Directions
Will you transcribe all the entries word for word, skipping the pictures they hold?

· · · ·

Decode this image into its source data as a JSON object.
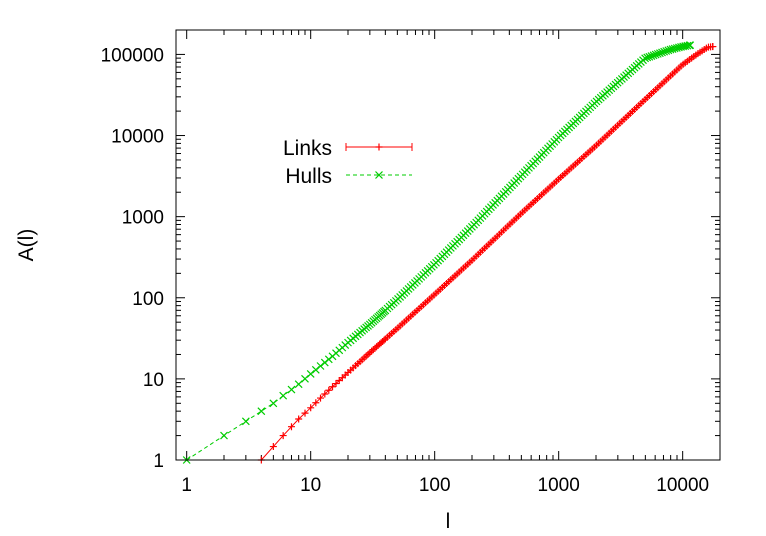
{
  "chart_data": {
    "type": "line",
    "xlabel": "l",
    "ylabel": "A(l)",
    "xscale": "log",
    "yscale": "log",
    "xlim": [
      0.82,
      20000
    ],
    "ylim": [
      1,
      200000
    ],
    "x_ticks": [
      "1",
      "10",
      "100",
      "1000",
      "10000"
    ],
    "y_ticks": [
      "1",
      "10",
      "100",
      "1000",
      "10000",
      "100000"
    ],
    "grid": false,
    "legend_position": "upper-left",
    "series": [
      {
        "name": "Links",
        "color": "#ff0000",
        "marker": "plus",
        "line_style": "solid",
        "x": [
          4,
          6,
          8,
          10,
          12,
          15,
          20,
          30,
          50,
          100,
          200,
          500,
          1000,
          2000,
          5000,
          10000,
          13000,
          16000,
          17500
        ],
        "y": [
          1,
          2,
          3.2,
          4.4,
          5.8,
          8,
          12,
          21,
          42,
          110,
          290,
          1100,
          2900,
          7500,
          28000,
          75000,
          100000,
          123000,
          125000
        ]
      },
      {
        "name": "Hulls",
        "color": "#00cc00",
        "marker": "cross",
        "line_style": "dashed",
        "x": [
          1,
          2,
          3,
          4,
          5,
          6,
          8,
          10,
          15,
          20,
          30,
          50,
          100,
          200,
          500,
          1000,
          2000,
          5000,
          8000,
          10000,
          11500
        ],
        "y": [
          1,
          2,
          3,
          4,
          5,
          6.2,
          8.6,
          11.5,
          19,
          28,
          47,
          95,
          260,
          750,
          3200,
          9500,
          26000,
          90000,
          115000,
          125000,
          130000
        ]
      }
    ]
  }
}
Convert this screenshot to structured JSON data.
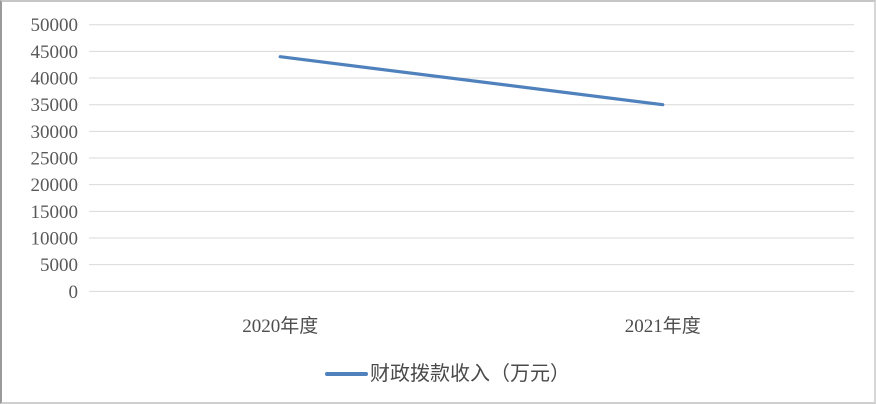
{
  "chart_data": {
    "type": "line",
    "title": "",
    "categories": [
      "2020年度",
      "2021年度"
    ],
    "series": [
      {
        "name": "财政拨款收入（万元）",
        "values": [
          44000,
          35000
        ],
        "color": "#4F81BD"
      }
    ],
    "y_ticks": [
      0,
      5000,
      10000,
      15000,
      20000,
      25000,
      30000,
      35000,
      40000,
      45000,
      50000
    ],
    "ylim": [
      0,
      50000
    ],
    "xlabel": "",
    "ylabel": "",
    "grid": "horizontal-only",
    "legend_position": "bottom-center"
  },
  "colors": {
    "series_line": "#4F81BD",
    "gridline": "#d9d9d9",
    "y_tick_text": "#595959",
    "x_label_text": "#4d4d4d",
    "legend_text": "#4a4a4a"
  }
}
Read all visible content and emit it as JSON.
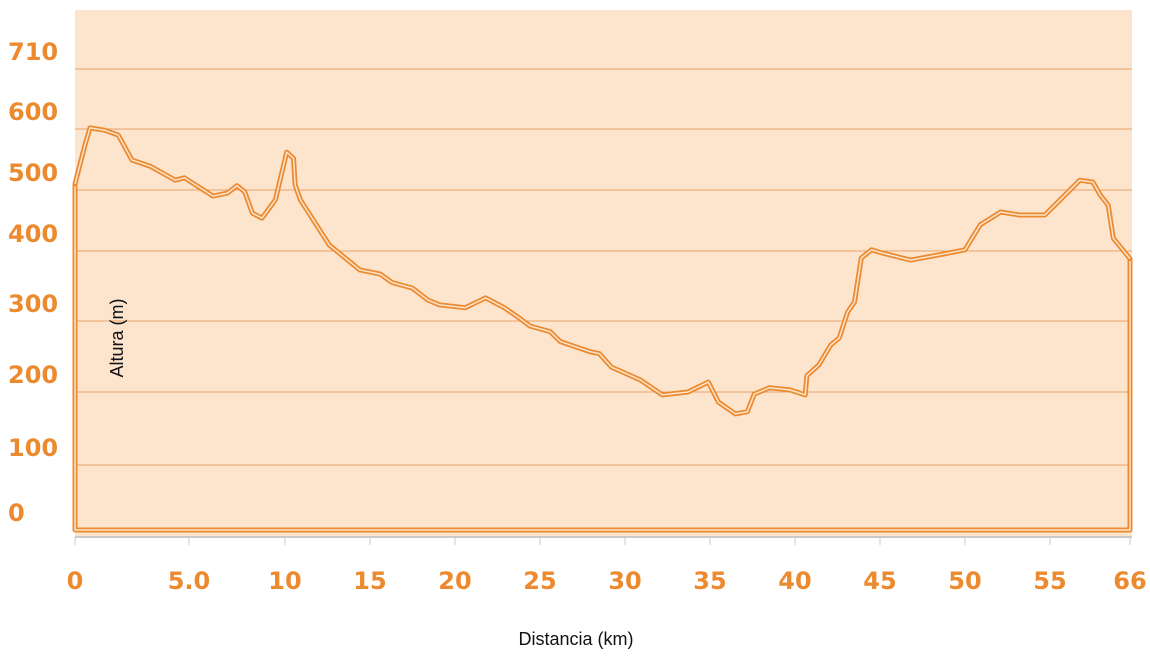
{
  "chart_data": {
    "type": "area",
    "xlabel": "Distancia (km)",
    "ylabel": "Altura (m)",
    "color": "#ec8a2f",
    "grid": true,
    "xlim": [
      0,
      66
    ],
    "ylim": [
      0,
      710
    ],
    "xticks": [
      0,
      {
        "value": 5,
        "label": "5.0"
      },
      10,
      15,
      20,
      25,
      30,
      35,
      40,
      45,
      50,
      55,
      66
    ],
    "yticks": [
      0,
      100,
      200,
      300,
      400,
      500,
      600,
      710
    ],
    "x": [
      0,
      0.44,
      0.66,
      1.3,
      1.9,
      2.5,
      3.3,
      4.4,
      4.8,
      6.25,
      7.0,
      7.5,
      7.9,
      8.3,
      8.8,
      9.5,
      10.1,
      10.5,
      10.6,
      10.9,
      12.6,
      14.4,
      15.6,
      16.3,
      17.5,
      18.4,
      19.1,
      20.6,
      21.8,
      22.9,
      23.8,
      24.4,
      25.6,
      26.2,
      27.9,
      28.5,
      29.2,
      30.9,
      32.2,
      33.7,
      34.9,
      35.5,
      36.5,
      37.2,
      37.6,
      38.5,
      39.7,
      40.6,
      40.7,
      41.4,
      42.1,
      42.6,
      43.1,
      43.5,
      43.9,
      44.5,
      45,
      46.8,
      48.8,
      50,
      50.9,
      52.1,
      53.2,
      54.7,
      56.4,
      59.1,
      60.9,
      61.9,
      63.0,
      63.7,
      66
    ],
    "values": [
      510,
      574,
      602,
      598,
      590,
      549,
      539,
      516,
      520,
      490,
      495,
      507,
      497,
      462,
      454,
      484,
      562,
      552,
      508,
      484,
      410,
      373,
      367,
      355,
      347,
      330,
      323,
      319,
      333,
      319,
      304,
      293,
      285,
      271,
      257,
      254,
      235,
      217,
      196,
      200,
      214,
      186,
      170,
      173,
      197,
      206,
      203,
      196,
      223,
      238,
      266,
      276,
      313,
      327,
      390,
      402,
      398,
      387,
      396,
      402,
      443,
      464,
      459,
      459,
      484,
      516,
      513,
      492,
      475,
      421,
      389
    ]
  }
}
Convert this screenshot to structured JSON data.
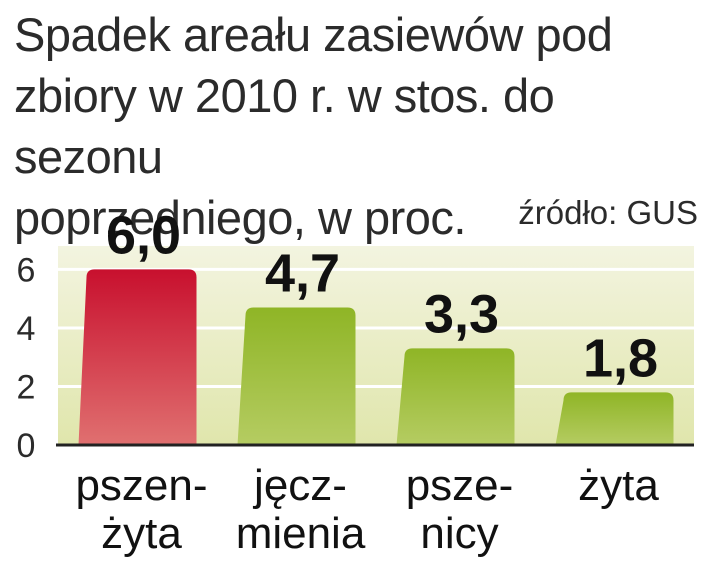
{
  "chart_data": {
    "type": "bar",
    "title": "Spadek areału zasiewów pod\nzbiory w 2010 r. w stos. do sezonu\npoprzedniego, w proc.",
    "source": "źródło: GUS",
    "categories": [
      [
        "pszen-",
        "żyta"
      ],
      [
        "jęcz-",
        "mienia"
      ],
      [
        "psze-",
        "nicy"
      ],
      [
        "żyta"
      ]
    ],
    "values": [
      6.0,
      4.7,
      3.3,
      1.8
    ],
    "value_labels": [
      "6,0",
      "4,7",
      "3,3",
      "1,8"
    ],
    "yticks": [
      "0",
      "2",
      "4",
      "6"
    ],
    "ylim": [
      0,
      6.8
    ],
    "grid": true,
    "colors": {
      "highlight_bar": "#c8102e",
      "bar": "#8db52a",
      "plot_background_top": "#f0f2d8",
      "plot_background_bottom": "#e2e8b0",
      "gridline": "#ffffff",
      "baseline": "#222222"
    }
  }
}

· · · ·

Problem solution
Decode this image into its source data as a JSON object.
{
  "chart_data": {
    "type": "line",
    "xlabel": "l",
    "ylabel": "A(l)",
    "xscale": "log",
    "yscale": "log",
    "xlim": [
      0.82,
      20000
    ],
    "ylim": [
      1,
      200000
    ],
    "x_ticks": [
      "1",
      "10",
      "100",
      "1000",
      "10000"
    ],
    "y_ticks": [
      "1",
      "10",
      "100",
      "1000",
      "10000",
      "100000"
    ],
    "grid": false,
    "legend_position": "upper-left",
    "series": [
      {
        "name": "Links",
        "color": "#ff0000",
        "marker": "plus",
        "line_style": "solid",
        "x": [
          4,
          6,
          8,
          10,
          12,
          15,
          20,
          30,
          50,
          100,
          200,
          500,
          1000,
          2000,
          5000,
          10000,
          13000,
          16000,
          17500
        ],
        "y": [
          1,
          2,
          3.2,
          4.4,
          5.8,
          8,
          12,
          21,
          42,
          110,
          290,
          1100,
          2900,
          7500,
          28000,
          75000,
          100000,
          123000,
          125000
        ]
      },
      {
        "name": "Hulls",
        "color": "#00cc00",
        "marker": "cross",
        "line_style": "dashed",
        "x": [
          1,
          2,
          3,
          4,
          5,
          6,
          8,
          10,
          15,
          20,
          30,
          50,
          100,
          200,
          500,
          1000,
          2000,
          5000,
          8000,
          10000,
          11500
        ],
        "y": [
          1,
          2,
          3,
          4,
          5,
          6.2,
          8.6,
          11.5,
          19,
          28,
          47,
          95,
          260,
          750,
          3200,
          9500,
          26000,
          90000,
          115000,
          125000,
          130000
        ]
      }
    ]
  }
}
Convert this screenshot to structured JSON data.
{
  "chart_data": {
    "type": "line",
    "title": "",
    "categories": [
      "2020年度",
      "2021年度"
    ],
    "series": [
      {
        "name": "财政拨款收入（万元）",
        "values": [
          44000,
          35000
        ],
        "color": "#4F81BD"
      }
    ],
    "y_ticks": [
      0,
      5000,
      10000,
      15000,
      20000,
      25000,
      30000,
      35000,
      40000,
      45000,
      50000
    ],
    "ylim": [
      0,
      50000
    ],
    "xlabel": "",
    "ylabel": "",
    "grid": "horizontal-only",
    "legend_position": "bottom-center"
  },
  "colors": {
    "series_line": "#4F81BD",
    "gridline": "#d9d9d9",
    "y_tick_text": "#595959",
    "x_label_text": "#4d4d4d",
    "legend_text": "#4a4a4a"
  }
}
Read all visible content and emit it as JSON.
{
  "chart_data": {
    "type": "area",
    "xlabel": "Distancia (km)",
    "ylabel": "Altura (m)",
    "color": "#ec8a2f",
    "grid": true,
    "xlim": [
      0,
      66
    ],
    "ylim": [
      0,
      710
    ],
    "xticks": [
      0,
      {
        "value": 5,
        "label": "5.0"
      },
      10,
      15,
      20,
      25,
      30,
      35,
      40,
      45,
      50,
      55,
      66
    ],
    "yticks": [
      0,
      100,
      200,
      300,
      400,
      500,
      600,
      710
    ],
    "x": [
      0,
      0.44,
      0.66,
      1.3,
      1.9,
      2.5,
      3.3,
      4.4,
      4.8,
      6.25,
      7.0,
      7.5,
      7.9,
      8.3,
      8.8,
      9.5,
      10.1,
      10.5,
      10.6,
      10.9,
      12.6,
      14.4,
      15.6,
      16.3,
      17.5,
      18.4,
      19.1,
      20.6,
      21.8,
      22.9,
      23.8,
      24.4,
      25.6,
      26.2,
      27.9,
      28.5,
      29.2,
      30.9,
      32.2,
      33.7,
      34.9,
      35.5,
      36.5,
      37.2,
      37.6,
      38.5,
      39.7,
      40.6,
      40.7,
      41.4,
      42.1,
      42.6,
      43.1,
      43.5,
      43.9,
      44.5,
      45,
      46.8,
      48.8,
      50,
      50.9,
      52.1,
      53.2,
      54.7,
      56.4,
      59.1,
      60.9,
      61.9,
      63.0,
      63.7,
      66
    ],
    "values": [
      510,
      574,
      602,
      598,
      590,
      549,
      539,
      516,
      520,
      490,
      495,
      507,
      497,
      462,
      454,
      484,
      562,
      552,
      508,
      484,
      410,
      373,
      367,
      355,
      347,
      330,
      323,
      319,
      333,
      319,
      304,
      293,
      285,
      271,
      257,
      254,
      235,
      217,
      196,
      200,
      214,
      186,
      170,
      173,
      197,
      206,
      203,
      196,
      223,
      238,
      266,
      276,
      313,
      327,
      390,
      402,
      398,
      387,
      396,
      402,
      443,
      464,
      459,
      459,
      484,
      516,
      513,
      492,
      475,
      421,
      389
    ]
  }
}
Convert this screenshot to structured JSON data.
{
  "chart_data": {
    "type": "bar",
    "title": "Spadek areału zasiewów pod\nzbiory w 2010 r. w stos. do sezonu\npoprzedniego, w proc.",
    "source": "źródło: GUS",
    "categories": [
      [
        "pszen-",
        "żyta"
      ],
      [
        "jęcz-",
        "mienia"
      ],
      [
        "psze-",
        "nicy"
      ],
      [
        "żyta"
      ]
    ],
    "values": [
      6.0,
      4.7,
      3.3,
      1.8
    ],
    "value_labels": [
      "6,0",
      "4,7",
      "3,3",
      "1,8"
    ],
    "yticks": [
      "0",
      "2",
      "4",
      "6"
    ],
    "ylim": [
      0,
      6.8
    ],
    "grid": true,
    "colors": {
      "highlight_bar": "#c8102e",
      "bar": "#8db52a",
      "plot_background_top": "#f0f2d8",
      "plot_background_bottom": "#e2e8b0",
      "gridline": "#ffffff",
      "baseline": "#222222"
    }
  }
}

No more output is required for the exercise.